- [EXTRACTED INFORMATION]

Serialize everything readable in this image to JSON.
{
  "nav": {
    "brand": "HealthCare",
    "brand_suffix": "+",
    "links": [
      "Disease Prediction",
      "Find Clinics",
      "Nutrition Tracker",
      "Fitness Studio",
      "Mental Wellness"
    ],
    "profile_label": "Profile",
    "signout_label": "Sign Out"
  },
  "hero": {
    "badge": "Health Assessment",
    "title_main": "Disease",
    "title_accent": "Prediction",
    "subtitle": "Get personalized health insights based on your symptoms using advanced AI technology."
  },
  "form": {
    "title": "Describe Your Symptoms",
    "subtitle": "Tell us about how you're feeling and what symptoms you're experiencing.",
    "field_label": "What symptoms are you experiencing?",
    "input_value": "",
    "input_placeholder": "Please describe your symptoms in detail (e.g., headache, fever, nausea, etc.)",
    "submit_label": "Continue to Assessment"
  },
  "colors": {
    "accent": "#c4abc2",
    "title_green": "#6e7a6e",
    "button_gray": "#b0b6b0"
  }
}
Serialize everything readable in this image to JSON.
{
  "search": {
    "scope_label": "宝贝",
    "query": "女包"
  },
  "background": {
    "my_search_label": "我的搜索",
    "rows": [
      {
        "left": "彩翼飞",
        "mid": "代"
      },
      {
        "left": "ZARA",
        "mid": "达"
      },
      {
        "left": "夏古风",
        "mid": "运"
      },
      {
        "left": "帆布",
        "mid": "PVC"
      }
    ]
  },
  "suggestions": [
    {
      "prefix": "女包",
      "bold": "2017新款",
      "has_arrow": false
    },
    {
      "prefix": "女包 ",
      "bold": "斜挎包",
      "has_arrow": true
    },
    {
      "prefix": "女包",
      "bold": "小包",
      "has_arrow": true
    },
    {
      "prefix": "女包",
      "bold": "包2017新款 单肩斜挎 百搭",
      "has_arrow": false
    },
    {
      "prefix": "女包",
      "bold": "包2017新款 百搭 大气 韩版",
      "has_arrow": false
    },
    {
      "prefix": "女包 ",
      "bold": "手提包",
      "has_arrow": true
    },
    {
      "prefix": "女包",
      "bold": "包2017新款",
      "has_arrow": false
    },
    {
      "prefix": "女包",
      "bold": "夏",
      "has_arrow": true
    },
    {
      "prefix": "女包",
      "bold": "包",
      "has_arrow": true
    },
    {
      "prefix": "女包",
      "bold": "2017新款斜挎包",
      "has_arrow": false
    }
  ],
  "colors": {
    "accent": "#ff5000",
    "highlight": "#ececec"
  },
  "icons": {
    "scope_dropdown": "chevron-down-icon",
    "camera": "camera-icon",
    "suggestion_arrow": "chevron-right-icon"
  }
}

* * *

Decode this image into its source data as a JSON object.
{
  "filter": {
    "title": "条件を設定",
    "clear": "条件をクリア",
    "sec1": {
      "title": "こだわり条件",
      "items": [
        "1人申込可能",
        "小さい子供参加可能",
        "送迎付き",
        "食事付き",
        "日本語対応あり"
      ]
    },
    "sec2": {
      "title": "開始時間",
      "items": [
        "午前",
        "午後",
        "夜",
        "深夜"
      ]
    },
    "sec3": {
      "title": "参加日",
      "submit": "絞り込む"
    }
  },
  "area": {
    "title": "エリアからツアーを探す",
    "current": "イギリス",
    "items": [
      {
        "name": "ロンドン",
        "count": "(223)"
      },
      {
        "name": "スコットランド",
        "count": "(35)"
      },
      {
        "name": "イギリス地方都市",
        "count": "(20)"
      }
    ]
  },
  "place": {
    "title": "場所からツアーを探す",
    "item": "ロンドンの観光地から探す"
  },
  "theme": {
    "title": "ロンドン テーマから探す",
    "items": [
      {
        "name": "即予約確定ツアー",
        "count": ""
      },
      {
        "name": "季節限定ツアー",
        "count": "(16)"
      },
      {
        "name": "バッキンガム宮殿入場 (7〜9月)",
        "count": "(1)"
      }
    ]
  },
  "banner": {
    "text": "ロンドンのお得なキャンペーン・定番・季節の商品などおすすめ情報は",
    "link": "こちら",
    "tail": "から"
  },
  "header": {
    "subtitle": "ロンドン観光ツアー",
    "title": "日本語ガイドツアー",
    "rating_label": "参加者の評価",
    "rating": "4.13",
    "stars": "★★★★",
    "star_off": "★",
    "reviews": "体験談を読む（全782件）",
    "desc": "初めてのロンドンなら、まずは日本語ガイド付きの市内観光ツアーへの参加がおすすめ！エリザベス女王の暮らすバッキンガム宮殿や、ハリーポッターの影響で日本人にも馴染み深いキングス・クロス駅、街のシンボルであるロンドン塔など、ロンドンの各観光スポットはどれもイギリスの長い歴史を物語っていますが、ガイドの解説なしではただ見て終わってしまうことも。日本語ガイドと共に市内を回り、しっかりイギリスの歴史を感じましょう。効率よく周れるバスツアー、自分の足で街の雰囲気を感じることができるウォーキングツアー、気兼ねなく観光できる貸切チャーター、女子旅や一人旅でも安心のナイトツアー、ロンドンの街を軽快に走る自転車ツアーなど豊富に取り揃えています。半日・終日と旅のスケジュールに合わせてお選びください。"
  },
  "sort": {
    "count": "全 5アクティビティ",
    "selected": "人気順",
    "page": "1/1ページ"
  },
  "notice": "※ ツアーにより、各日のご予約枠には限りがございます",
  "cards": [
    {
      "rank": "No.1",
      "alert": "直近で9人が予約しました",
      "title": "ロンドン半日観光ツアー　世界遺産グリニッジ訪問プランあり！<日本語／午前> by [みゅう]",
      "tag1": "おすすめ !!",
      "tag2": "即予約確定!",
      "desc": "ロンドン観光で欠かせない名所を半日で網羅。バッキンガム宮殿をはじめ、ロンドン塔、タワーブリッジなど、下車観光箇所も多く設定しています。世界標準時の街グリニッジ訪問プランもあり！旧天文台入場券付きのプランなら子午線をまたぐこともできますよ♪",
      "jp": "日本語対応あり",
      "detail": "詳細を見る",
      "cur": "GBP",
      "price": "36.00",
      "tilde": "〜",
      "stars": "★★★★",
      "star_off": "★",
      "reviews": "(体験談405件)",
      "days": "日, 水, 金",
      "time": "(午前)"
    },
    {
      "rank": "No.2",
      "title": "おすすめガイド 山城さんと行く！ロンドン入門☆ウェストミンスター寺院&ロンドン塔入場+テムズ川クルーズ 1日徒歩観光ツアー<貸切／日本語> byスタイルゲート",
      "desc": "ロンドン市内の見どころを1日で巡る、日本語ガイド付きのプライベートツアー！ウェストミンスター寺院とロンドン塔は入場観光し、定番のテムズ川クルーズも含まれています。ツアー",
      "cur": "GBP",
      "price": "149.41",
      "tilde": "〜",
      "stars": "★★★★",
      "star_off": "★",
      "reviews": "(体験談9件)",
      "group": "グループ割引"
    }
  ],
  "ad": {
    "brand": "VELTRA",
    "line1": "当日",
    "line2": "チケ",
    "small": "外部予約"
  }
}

- [TASK TO COMPLETE]
Go through the records and show every line with the string "detail" in it.

- [WORKED SOLUTION]
    "input_placeholder": "Please describe your symptoms in detail (e.g., headache, fever, nausea, etc.)",
      "detail": "詳細を見る",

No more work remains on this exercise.